WHAT YOU ARE ASKED TO DO: Return all lines in the material below that contain "this".

[Stored entries]
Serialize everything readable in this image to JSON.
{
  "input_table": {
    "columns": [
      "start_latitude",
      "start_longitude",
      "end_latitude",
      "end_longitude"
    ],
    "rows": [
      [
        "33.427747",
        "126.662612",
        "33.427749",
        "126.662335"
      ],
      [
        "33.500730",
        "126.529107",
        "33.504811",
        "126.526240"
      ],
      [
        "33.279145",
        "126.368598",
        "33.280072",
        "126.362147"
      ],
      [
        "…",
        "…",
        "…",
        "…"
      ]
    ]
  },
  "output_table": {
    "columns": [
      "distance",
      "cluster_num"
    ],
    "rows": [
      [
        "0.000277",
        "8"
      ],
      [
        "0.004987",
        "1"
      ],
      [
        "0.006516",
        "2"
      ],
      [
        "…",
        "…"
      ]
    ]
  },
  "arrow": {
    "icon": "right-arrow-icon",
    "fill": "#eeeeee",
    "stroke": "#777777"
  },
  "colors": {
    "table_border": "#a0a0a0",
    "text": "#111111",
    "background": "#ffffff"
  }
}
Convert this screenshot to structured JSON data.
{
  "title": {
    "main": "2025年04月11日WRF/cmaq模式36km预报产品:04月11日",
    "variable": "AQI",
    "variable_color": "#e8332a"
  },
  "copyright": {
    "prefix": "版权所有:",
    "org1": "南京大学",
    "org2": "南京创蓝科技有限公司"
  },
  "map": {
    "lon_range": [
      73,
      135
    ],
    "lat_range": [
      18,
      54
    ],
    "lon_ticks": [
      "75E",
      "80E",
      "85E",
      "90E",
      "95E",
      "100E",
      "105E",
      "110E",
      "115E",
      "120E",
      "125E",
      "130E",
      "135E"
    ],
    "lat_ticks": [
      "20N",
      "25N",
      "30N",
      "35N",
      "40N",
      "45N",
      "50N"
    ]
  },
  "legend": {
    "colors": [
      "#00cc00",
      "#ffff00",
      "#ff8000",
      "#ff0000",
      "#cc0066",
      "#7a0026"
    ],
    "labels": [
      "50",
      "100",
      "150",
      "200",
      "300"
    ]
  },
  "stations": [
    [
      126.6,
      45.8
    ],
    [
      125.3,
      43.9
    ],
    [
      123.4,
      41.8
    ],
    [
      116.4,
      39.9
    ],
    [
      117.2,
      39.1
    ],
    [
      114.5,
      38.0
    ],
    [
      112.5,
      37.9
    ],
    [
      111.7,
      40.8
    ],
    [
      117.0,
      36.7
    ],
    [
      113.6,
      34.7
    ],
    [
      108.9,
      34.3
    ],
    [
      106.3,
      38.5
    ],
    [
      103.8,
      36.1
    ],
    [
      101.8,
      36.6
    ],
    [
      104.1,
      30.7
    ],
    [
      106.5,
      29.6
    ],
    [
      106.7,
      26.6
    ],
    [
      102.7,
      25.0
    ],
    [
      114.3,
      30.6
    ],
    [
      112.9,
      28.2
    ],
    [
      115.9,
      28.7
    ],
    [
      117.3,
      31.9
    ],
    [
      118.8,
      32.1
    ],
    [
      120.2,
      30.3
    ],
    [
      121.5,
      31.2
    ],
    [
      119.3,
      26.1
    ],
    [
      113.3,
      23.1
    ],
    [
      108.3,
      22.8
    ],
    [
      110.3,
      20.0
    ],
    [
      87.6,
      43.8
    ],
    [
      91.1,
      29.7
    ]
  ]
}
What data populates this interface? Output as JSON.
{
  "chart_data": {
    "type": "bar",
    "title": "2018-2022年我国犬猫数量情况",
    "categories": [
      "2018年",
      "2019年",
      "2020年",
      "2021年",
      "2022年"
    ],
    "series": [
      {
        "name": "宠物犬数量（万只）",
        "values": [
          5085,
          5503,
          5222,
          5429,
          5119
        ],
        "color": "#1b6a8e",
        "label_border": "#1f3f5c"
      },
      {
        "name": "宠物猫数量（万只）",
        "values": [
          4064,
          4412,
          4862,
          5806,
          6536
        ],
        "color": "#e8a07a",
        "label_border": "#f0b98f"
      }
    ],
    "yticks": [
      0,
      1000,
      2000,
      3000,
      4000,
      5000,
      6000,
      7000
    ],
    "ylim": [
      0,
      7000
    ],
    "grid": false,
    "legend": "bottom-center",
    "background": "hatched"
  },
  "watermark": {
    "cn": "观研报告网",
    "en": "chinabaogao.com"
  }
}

RESPONSE:
Serialize everything readable in this image to JSON.
Convert this screenshot to structured JSON data.
What data populates this interface? Output as JSON.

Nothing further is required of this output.